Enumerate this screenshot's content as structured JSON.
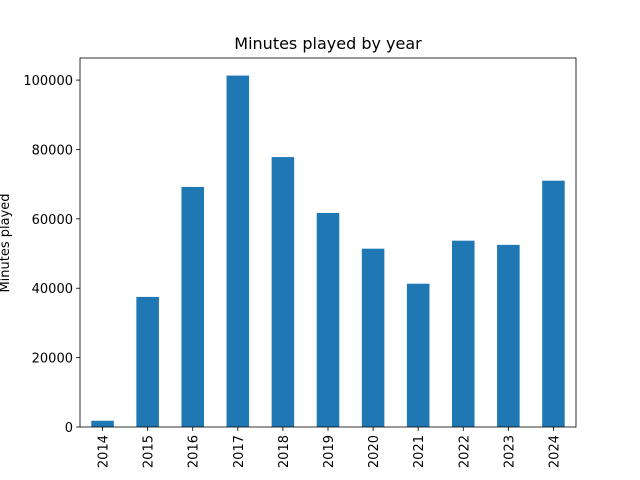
{
  "chart_data": {
    "type": "bar",
    "title": "Minutes played by year",
    "xlabel": "",
    "ylabel": "Minutes played",
    "categories": [
      "2014",
      "2015",
      "2016",
      "2017",
      "2018",
      "2019",
      "2020",
      "2021",
      "2022",
      "2023",
      "2024"
    ],
    "values": [
      1800,
      37500,
      69200,
      101300,
      77800,
      61700,
      51400,
      41300,
      53700,
      52500,
      71000
    ],
    "ylim": [
      0,
      106365
    ],
    "yticks": [
      0,
      20000,
      40000,
      60000,
      80000,
      100000
    ],
    "ytick_labels": [
      "0",
      "20000",
      "40000",
      "60000",
      "80000",
      "100000"
    ],
    "bar_color": "#1f77b4",
    "grid": false,
    "legend": "none"
  }
}
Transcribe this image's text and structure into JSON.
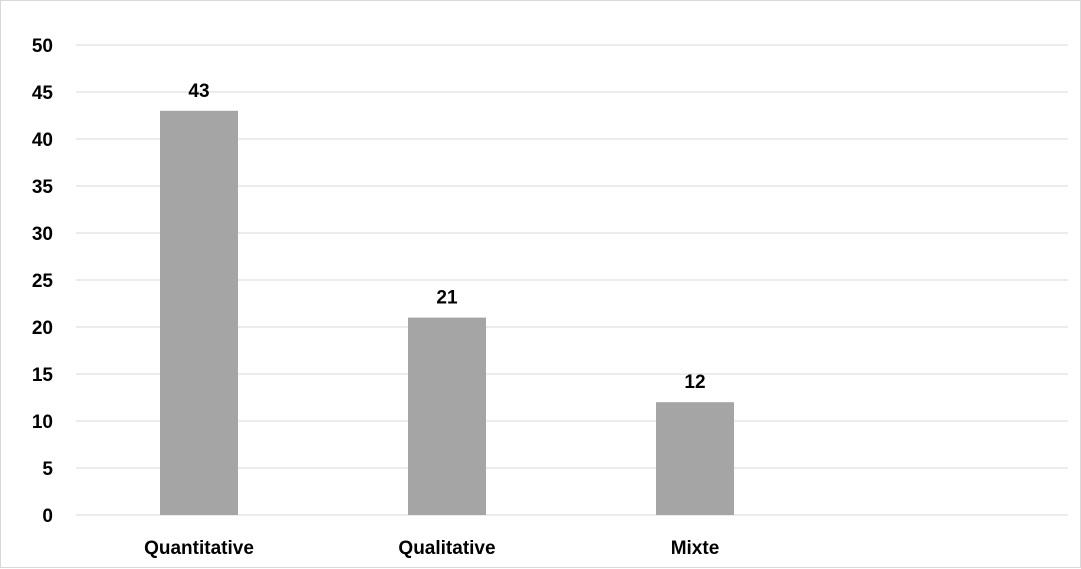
{
  "chart_data": {
    "type": "bar",
    "title": "",
    "xlabel": "",
    "ylabel": "",
    "categories": [
      "Quantitative",
      "Qualitative",
      "Mixte"
    ],
    "values": [
      43,
      21,
      12
    ],
    "data_labels": [
      "43",
      "21",
      "12"
    ],
    "ylim": [
      0,
      50
    ],
    "yticks": [
      "0",
      "5",
      "10",
      "15",
      "20",
      "25",
      "30",
      "35",
      "40",
      "45",
      "50"
    ],
    "grid": true,
    "legend": "none",
    "bar_color": "#a5a5a5",
    "grid_color": "#d9d9d9"
  }
}
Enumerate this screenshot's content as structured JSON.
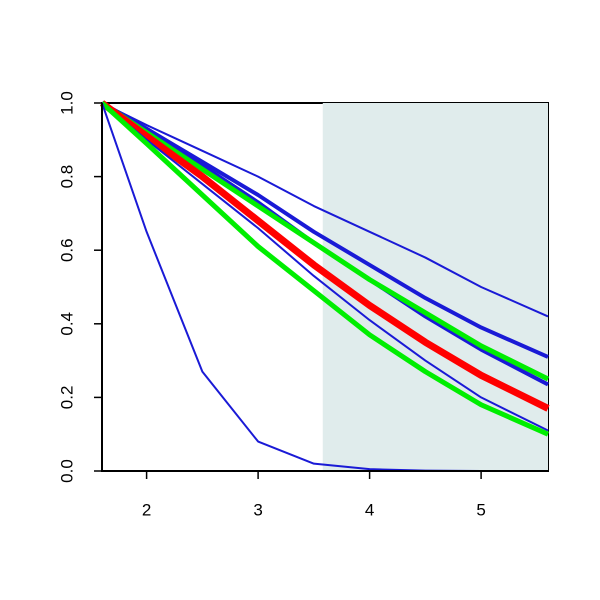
{
  "chart_data": {
    "type": "line",
    "x": [
      1.6,
      2,
      2.25,
      2.5,
      3,
      3.5,
      4,
      4.5,
      5,
      5.6
    ],
    "xlim": [
      1.6,
      5.6
    ],
    "ylim": [
      0,
      1
    ],
    "xticks": [
      2,
      3,
      4,
      5
    ],
    "yticks": [
      {
        "value": 0,
        "label": "0.0"
      },
      {
        "value": 0.2,
        "label": "0.2"
      },
      {
        "value": 0.4,
        "label": "0.4"
      },
      {
        "value": 0.6,
        "label": "0.6"
      },
      {
        "value": 0.8,
        "label": "0.8"
      },
      {
        "value": 1,
        "label": "1.0"
      }
    ],
    "shaded_region": {
      "xmin": 3.58,
      "xmax": 5.6,
      "color": "#e0ecec"
    },
    "series": [
      {
        "color": "#1a1ad6",
        "width": 2,
        "values": [
          1,
          0.94,
          0.905,
          0.87,
          0.8,
          0.72,
          0.65,
          0.58,
          0.5,
          0.42
        ]
      },
      {
        "color": "#1a1ad6",
        "width": 4,
        "values": [
          1,
          0.93,
          0.885,
          0.84,
          0.75,
          0.65,
          0.56,
          0.47,
          0.39,
          0.31
        ]
      },
      {
        "color": "#1a1ad6",
        "width": 4,
        "values": [
          1,
          0.93,
          0.88,
          0.83,
          0.73,
          0.62,
          0.52,
          0.42,
          0.33,
          0.235
        ]
      },
      {
        "color": "#00ee00",
        "width": 5,
        "values": [
          1,
          0.92,
          0.87,
          0.82,
          0.72,
          0.62,
          0.52,
          0.43,
          0.34,
          0.25
        ]
      },
      {
        "color": "#ff0000",
        "width": 7,
        "values": [
          1,
          0.91,
          0.855,
          0.8,
          0.68,
          0.56,
          0.45,
          0.35,
          0.26,
          0.17
        ]
      },
      {
        "color": "#1a1ad6",
        "width": 2,
        "values": [
          1,
          0.9,
          0.84,
          0.78,
          0.66,
          0.53,
          0.41,
          0.3,
          0.2,
          0.11
        ]
      },
      {
        "color": "#00ee00",
        "width": 5,
        "values": [
          1,
          0.89,
          0.82,
          0.75,
          0.61,
          0.49,
          0.37,
          0.27,
          0.18,
          0.1
        ]
      },
      {
        "color": "#1a1ad6",
        "width": 2,
        "values": [
          1,
          0.65,
          0.46,
          0.27,
          0.08,
          0.02,
          0.005,
          0.001,
          0,
          0
        ]
      }
    ]
  }
}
------------------------------------------------------------
** Exercise directions **
Count every line in the listing above that holds "played", then report only the count.

** Exercise result **
2